**PROBLEM DESCRIPTION**:
Output the material exactly, but drop every image it holds.

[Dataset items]
┌──
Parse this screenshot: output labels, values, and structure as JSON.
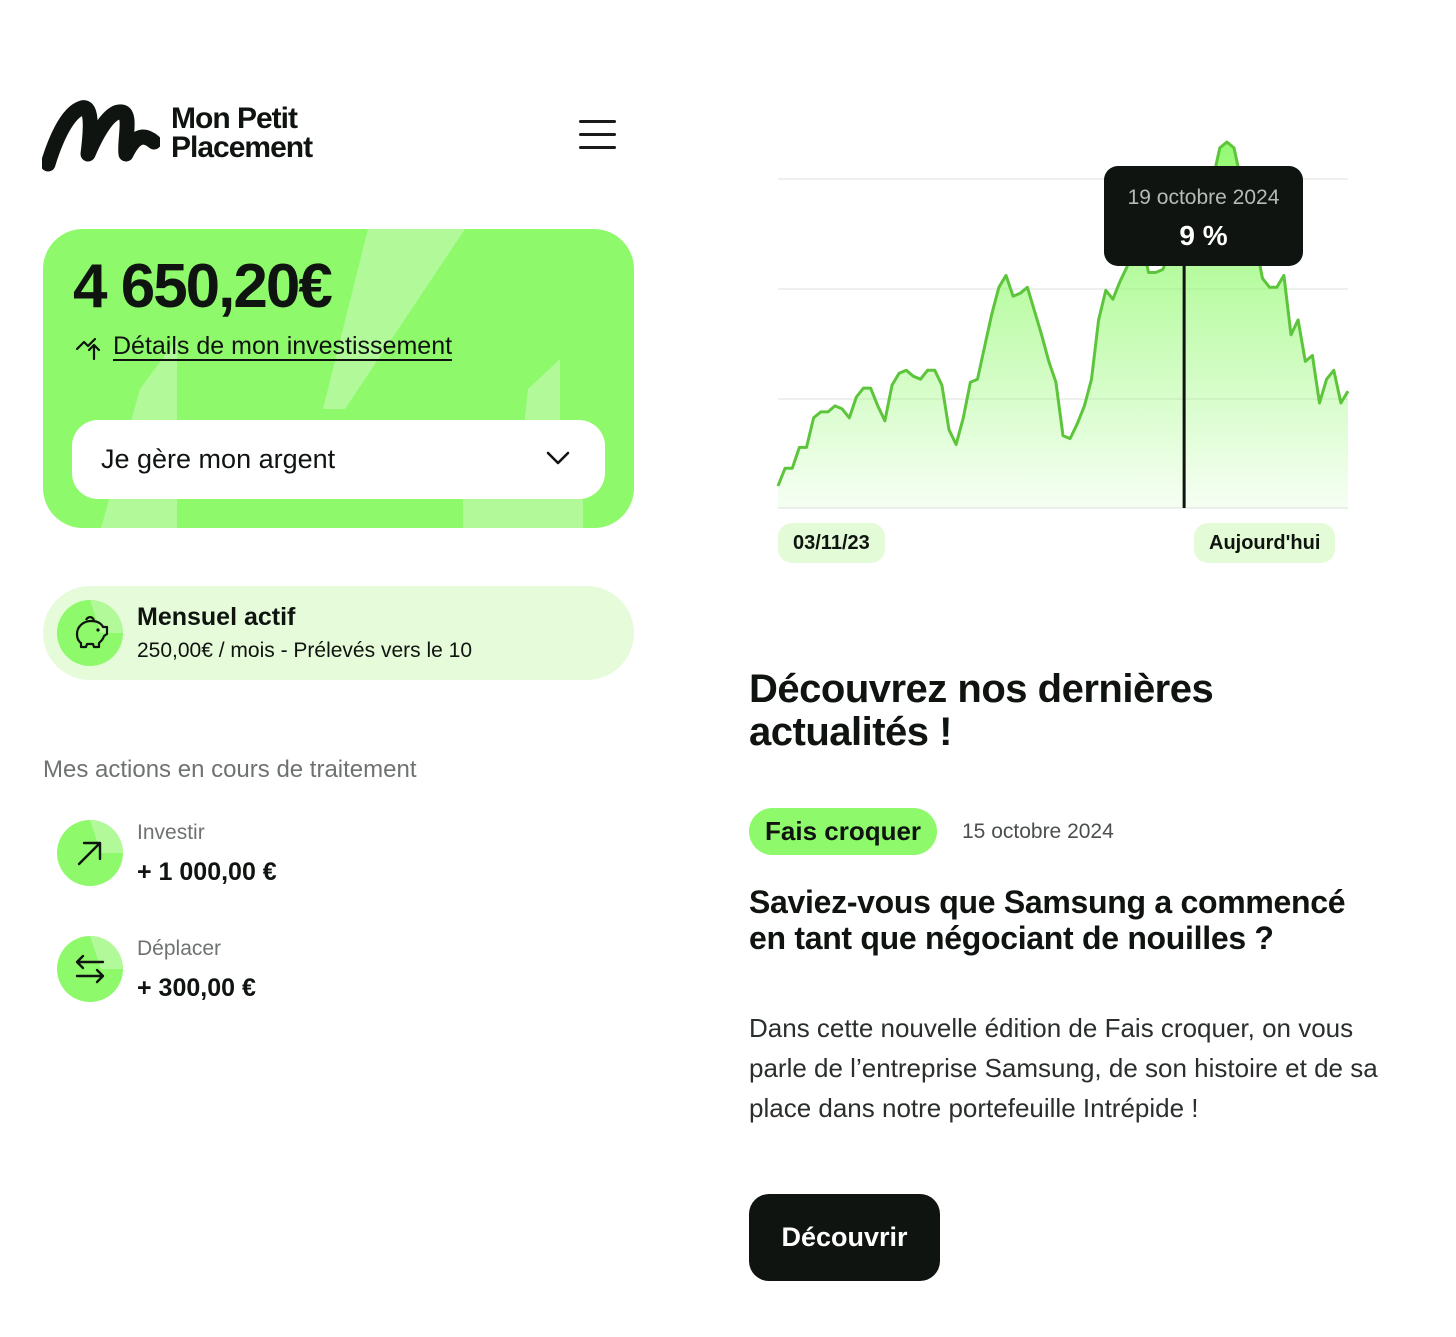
{
  "header": {
    "brand_line1": "Mon Petit",
    "brand_line2": "Placement",
    "menu_icon": "hamburger-icon"
  },
  "balance_card": {
    "amount": "4 650,20€",
    "details_label": "Détails de mon investissement",
    "details_icon": "growth-arrow-icon",
    "select_label": "Je gère mon argent",
    "select_icon": "chevron-down-icon"
  },
  "monthly": {
    "title": "Mensuel actif",
    "subtitle": "250,00€ / mois - Prélevés vers le 10",
    "icon": "piggy-bank-icon"
  },
  "actions": {
    "title": "Mes actions en cours de traitement",
    "items": [
      {
        "label": "Investir",
        "amount": "+ 1 000,00 €",
        "icon": "arrow-up-right-icon"
      },
      {
        "label": "Déplacer",
        "amount": "+ 300,00 €",
        "icon": "swap-arrows-icon"
      }
    ]
  },
  "chart_data": {
    "type": "area",
    "title": "",
    "xlabel": "",
    "ylabel": "",
    "x_start_label": "03/11/23",
    "x_end_label": "Aujourd'hui",
    "grid": true,
    "color": "#5cc53b",
    "values": [
      0.0,
      0.6,
      0.6,
      1.3,
      1.3,
      2.3,
      2.5,
      2.5,
      2.7,
      2.6,
      2.3,
      3.0,
      3.3,
      3.3,
      2.7,
      2.2,
      3.4,
      3.8,
      3.9,
      3.7,
      3.6,
      3.9,
      3.9,
      3.4,
      1.9,
      1.4,
      2.3,
      3.5,
      3.6,
      4.7,
      5.8,
      6.7,
      7.1,
      6.4,
      6.5,
      6.7,
      5.9,
      5.1,
      4.2,
      3.5,
      1.7,
      1.6,
      2.1,
      2.7,
      3.6,
      5.6,
      6.6,
      6.3,
      6.9,
      7.4,
      8.1,
      8.4,
      7.2,
      7.2,
      7.3,
      7.9,
      8.7,
      9.1,
      9.0,
      9.3,
      9.3,
      10.3,
      11.4,
      11.6,
      11.4,
      10.3,
      9.1,
      8.2,
      7.0,
      6.7,
      6.7,
      7.1,
      5.1,
      5.6,
      4.2,
      4.4,
      2.8,
      3.6,
      3.9,
      2.8,
      3.2
    ],
    "highlight": {
      "index": 57,
      "date": "19 octobre 2024",
      "value_label": "9 %"
    }
  },
  "news": {
    "section_title": "Découvrez nos dernières actualités !",
    "tag": "Fais croquer",
    "date": "15 octobre 2024",
    "article_title": "Saviez-vous que Samsung a commencé en tant que négociant de nouilles ?",
    "article_body": "Dans cette nouvelle édition de Fais croquer, on vous parle de l’entreprise Samsung, de son histoire et de sa place dans notre portefeuille Intrépide !",
    "cta_label": "Découvrir"
  },
  "colors": {
    "accent": "#8ef96a",
    "accent_soft": "#e6fbd9",
    "dark": "#0f1410",
    "line": "#5cc53b"
  }
}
└──
**EXPECTED OUTPUT**:
Parse this screenshot: output labels, values, and structure as JSON.
{
  "header": {
    "brand_line1": "Mon Petit",
    "brand_line2": "Placement",
    "menu_icon": "hamburger-icon"
  },
  "balance_card": {
    "amount": "4 650,20€",
    "details_label": "Détails de mon investissement",
    "details_icon": "growth-arrow-icon",
    "select_label": "Je gère mon argent",
    "select_icon": "chevron-down-icon"
  },
  "monthly": {
    "title": "Mensuel actif",
    "subtitle": "250,00€ / mois - Prélevés vers le 10",
    "icon": "piggy-bank-icon"
  },
  "actions": {
    "title": "Mes actions en cours de traitement",
    "items": [
      {
        "label": "Investir",
        "amount": "+ 1 000,00 €",
        "icon": "arrow-up-right-icon"
      },
      {
        "label": "Déplacer",
        "amount": "+ 300,00 €",
        "icon": "swap-arrows-icon"
      }
    ]
  },
  "chart_data": {
    "type": "area",
    "title": "",
    "xlabel": "",
    "ylabel": "",
    "x_start_label": "03/11/23",
    "x_end_label": "Aujourd'hui",
    "grid": true,
    "color": "#5cc53b",
    "values": [
      0.0,
      0.6,
      0.6,
      1.3,
      1.3,
      2.3,
      2.5,
      2.5,
      2.7,
      2.6,
      2.3,
      3.0,
      3.3,
      3.3,
      2.7,
      2.2,
      3.4,
      3.8,
      3.9,
      3.7,
      3.6,
      3.9,
      3.9,
      3.4,
      1.9,
      1.4,
      2.3,
      3.5,
      3.6,
      4.7,
      5.8,
      6.7,
      7.1,
      6.4,
      6.5,
      6.7,
      5.9,
      5.1,
      4.2,
      3.5,
      1.7,
      1.6,
      2.1,
      2.7,
      3.6,
      5.6,
      6.6,
      6.3,
      6.9,
      7.4,
      8.1,
      8.4,
      7.2,
      7.2,
      7.3,
      7.9,
      8.7,
      9.1,
      9.0,
      9.3,
      9.3,
      10.3,
      11.4,
      11.6,
      11.4,
      10.3,
      9.1,
      8.2,
      7.0,
      6.7,
      6.7,
      7.1,
      5.1,
      5.6,
      4.2,
      4.4,
      2.8,
      3.6,
      3.9,
      2.8,
      3.2
    ],
    "highlight": {
      "index": 57,
      "date": "19 octobre 2024",
      "value_label": "9 %"
    }
  },
  "news": {
    "section_title": "Découvrez nos dernières actualités !",
    "tag": "Fais croquer",
    "date": "15 octobre 2024",
    "article_title": "Saviez-vous que Samsung a commencé en tant que négociant de nouilles ?",
    "article_body": "Dans cette nouvelle édition de Fais croquer, on vous parle de l’entreprise Samsung, de son histoire et de sa place dans notre portefeuille Intrépide !",
    "cta_label": "Découvrir"
  },
  "colors": {
    "accent": "#8ef96a",
    "accent_soft": "#e6fbd9",
    "dark": "#0f1410",
    "line": "#5cc53b"
  }
}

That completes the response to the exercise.